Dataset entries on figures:
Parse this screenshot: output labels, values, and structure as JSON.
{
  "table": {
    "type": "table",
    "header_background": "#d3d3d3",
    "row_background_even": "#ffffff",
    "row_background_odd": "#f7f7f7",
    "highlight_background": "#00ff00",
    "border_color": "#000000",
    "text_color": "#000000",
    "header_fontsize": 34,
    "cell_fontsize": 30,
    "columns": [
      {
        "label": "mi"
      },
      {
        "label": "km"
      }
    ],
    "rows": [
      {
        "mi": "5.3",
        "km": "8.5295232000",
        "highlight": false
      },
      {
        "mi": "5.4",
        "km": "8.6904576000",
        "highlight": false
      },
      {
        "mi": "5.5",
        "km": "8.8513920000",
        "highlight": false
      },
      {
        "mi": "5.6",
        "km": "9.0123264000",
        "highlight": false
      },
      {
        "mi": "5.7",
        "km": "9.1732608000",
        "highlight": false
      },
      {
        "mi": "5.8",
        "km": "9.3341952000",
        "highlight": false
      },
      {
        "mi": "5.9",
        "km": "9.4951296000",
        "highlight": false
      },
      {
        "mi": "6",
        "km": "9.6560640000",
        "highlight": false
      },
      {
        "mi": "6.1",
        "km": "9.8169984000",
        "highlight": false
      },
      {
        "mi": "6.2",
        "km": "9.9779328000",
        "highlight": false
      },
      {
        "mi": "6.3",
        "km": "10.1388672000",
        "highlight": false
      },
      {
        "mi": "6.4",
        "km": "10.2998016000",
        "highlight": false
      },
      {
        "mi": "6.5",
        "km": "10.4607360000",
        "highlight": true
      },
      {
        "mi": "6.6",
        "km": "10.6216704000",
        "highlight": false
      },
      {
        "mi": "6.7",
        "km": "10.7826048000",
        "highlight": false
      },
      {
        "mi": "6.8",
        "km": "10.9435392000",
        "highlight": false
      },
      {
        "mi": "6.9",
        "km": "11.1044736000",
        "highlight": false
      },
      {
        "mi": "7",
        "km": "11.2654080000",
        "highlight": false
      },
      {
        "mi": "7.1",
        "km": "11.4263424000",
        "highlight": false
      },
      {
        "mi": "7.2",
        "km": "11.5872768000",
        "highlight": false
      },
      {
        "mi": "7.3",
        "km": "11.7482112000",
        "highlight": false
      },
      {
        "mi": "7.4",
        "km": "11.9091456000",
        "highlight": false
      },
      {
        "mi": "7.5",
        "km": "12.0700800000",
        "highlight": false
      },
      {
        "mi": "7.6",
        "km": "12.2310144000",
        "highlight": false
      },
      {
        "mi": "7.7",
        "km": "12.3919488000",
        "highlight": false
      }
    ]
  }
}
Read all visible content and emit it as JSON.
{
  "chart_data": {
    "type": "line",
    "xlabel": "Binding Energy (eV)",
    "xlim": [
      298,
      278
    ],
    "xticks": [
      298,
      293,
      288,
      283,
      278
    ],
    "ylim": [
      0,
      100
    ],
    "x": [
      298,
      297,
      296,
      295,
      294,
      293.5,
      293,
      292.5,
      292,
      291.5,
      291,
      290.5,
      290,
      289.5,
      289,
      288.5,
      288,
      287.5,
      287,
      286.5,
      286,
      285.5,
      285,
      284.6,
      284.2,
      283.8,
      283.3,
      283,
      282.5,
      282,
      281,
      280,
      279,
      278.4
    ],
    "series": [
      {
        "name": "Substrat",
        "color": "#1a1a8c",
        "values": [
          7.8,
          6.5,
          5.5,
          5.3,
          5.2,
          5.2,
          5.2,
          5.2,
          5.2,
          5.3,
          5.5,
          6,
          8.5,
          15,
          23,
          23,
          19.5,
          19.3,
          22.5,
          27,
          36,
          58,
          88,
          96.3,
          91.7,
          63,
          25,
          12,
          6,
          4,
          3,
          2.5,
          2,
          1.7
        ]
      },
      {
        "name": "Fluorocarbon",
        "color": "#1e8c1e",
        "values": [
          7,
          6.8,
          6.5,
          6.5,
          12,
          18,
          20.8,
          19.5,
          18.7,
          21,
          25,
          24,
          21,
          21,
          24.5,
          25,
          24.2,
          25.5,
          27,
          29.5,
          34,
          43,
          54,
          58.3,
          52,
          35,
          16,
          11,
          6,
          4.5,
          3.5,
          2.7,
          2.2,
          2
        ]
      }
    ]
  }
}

■ WHAT IS NEEDED ■
Write out the complete set of records exactly as given.

■ ANSWER FOR THIS EXERCISE ■
Parse this screenshot: output labels, values, and structure as JSON.
{
  "table": {
    "type": "table",
    "header_background": "#d3d3d3",
    "row_background_even": "#ffffff",
    "row_background_odd": "#f7f7f7",
    "highlight_background": "#00ff00",
    "border_color": "#000000",
    "text_color": "#000000",
    "header_fontsize": 34,
    "cell_fontsize": 30,
    "columns": [
      {
        "label": "mi"
      },
      {
        "label": "km"
      }
    ],
    "rows": [
      {
        "mi": "5.3",
        "km": "8.5295232000",
        "highlight": false
      },
      {
        "mi": "5.4",
        "km": "8.6904576000",
        "highlight": false
      },
      {
        "mi": "5.5",
        "km": "8.8513920000",
        "highlight": false
      },
      {
        "mi": "5.6",
        "km": "9.0123264000",
        "highlight": false
      },
      {
        "mi": "5.7",
        "km": "9.1732608000",
        "highlight": false
      },
      {
        "mi": "5.8",
        "km": "9.3341952000",
        "highlight": false
      },
      {
        "mi": "5.9",
        "km": "9.4951296000",
        "highlight": false
      },
      {
        "mi": "6",
        "km": "9.6560640000",
        "highlight": false
      },
      {
        "mi": "6.1",
        "km": "9.8169984000",
        "highlight": false
      },
      {
        "mi": "6.2",
        "km": "9.9779328000",
        "highlight": false
      },
      {
        "mi": "6.3",
        "km": "10.1388672000",
        "highlight": false
      },
      {
        "mi": "6.4",
        "km": "10.2998016000",
        "highlight": false
      },
      {
        "mi": "6.5",
        "km": "10.4607360000",
        "highlight": true
      },
      {
        "mi": "6.6",
        "km": "10.6216704000",
        "highlight": false
      },
      {
        "mi": "6.7",
        "km": "10.7826048000",
        "highlight": false
      },
      {
        "mi": "6.8",
        "km": "10.9435392000",
        "highlight": false
      },
      {
        "mi": "6.9",
        "km": "11.1044736000",
        "highlight": false
      },
      {
        "mi": "7",
        "km": "11.2654080000",
        "highlight": false
      },
      {
        "mi": "7.1",
        "km": "11.4263424000",
        "highlight": false
      },
      {
        "mi": "7.2",
        "km": "11.5872768000",
        "highlight": false
      },
      {
        "mi": "7.3",
        "km": "11.7482112000",
        "highlight": false
      },
      {
        "mi": "7.4",
        "km": "11.9091456000",
        "highlight": false
      },
      {
        "mi": "7.5",
        "km": "12.0700800000",
        "highlight": false
      },
      {
        "mi": "7.6",
        "km": "12.2310144000",
        "highlight": false
      },
      {
        "mi": "7.7",
        "km": "12.3919488000",
        "highlight": false
      }
    ]
  }
}
Read all visible content and emit it as JSON.
{
  "chart_data": {
    "type": "line",
    "xlabel": "Binding Energy (eV)",
    "xlim": [
      298,
      278
    ],
    "xticks": [
      298,
      293,
      288,
      283,
      278
    ],
    "ylim": [
      0,
      100
    ],
    "x": [
      298,
      297,
      296,
      295,
      294,
      293.5,
      293,
      292.5,
      292,
      291.5,
      291,
      290.5,
      290,
      289.5,
      289,
      288.5,
      288,
      287.5,
      287,
      286.5,
      286,
      285.5,
      285,
      284.6,
      284.2,
      283.8,
      283.3,
      283,
      282.5,
      282,
      281,
      280,
      279,
      278.4
    ],
    "series": [
      {
        "name": "Substrat",
        "color": "#1a1a8c",
        "values": [
          7.8,
          6.5,
          5.5,
          5.3,
          5.2,
          5.2,
          5.2,
          5.2,
          5.2,
          5.3,
          5.5,
          6,
          8.5,
          15,
          23,
          23,
          19.5,
          19.3,
          22.5,
          27,
          36,
          58,
          88,
          96.3,
          91.7,
          63,
          25,
          12,
          6,
          4,
          3,
          2.5,
          2,
          1.7
        ]
      },
      {
        "name": "Fluorocarbon",
        "color": "#1e8c1e",
        "values": [
          7,
          6.8,
          6.5,
          6.5,
          12,
          18,
          20.8,
          19.5,
          18.7,
          21,
          25,
          24,
          21,
          21,
          24.5,
          25,
          24.2,
          25.5,
          27,
          29.5,
          34,
          43,
          54,
          58.3,
          52,
          35,
          16,
          11,
          6,
          4.5,
          3.5,
          2.7,
          2.2,
          2
        ]
      }
    ]
  }
}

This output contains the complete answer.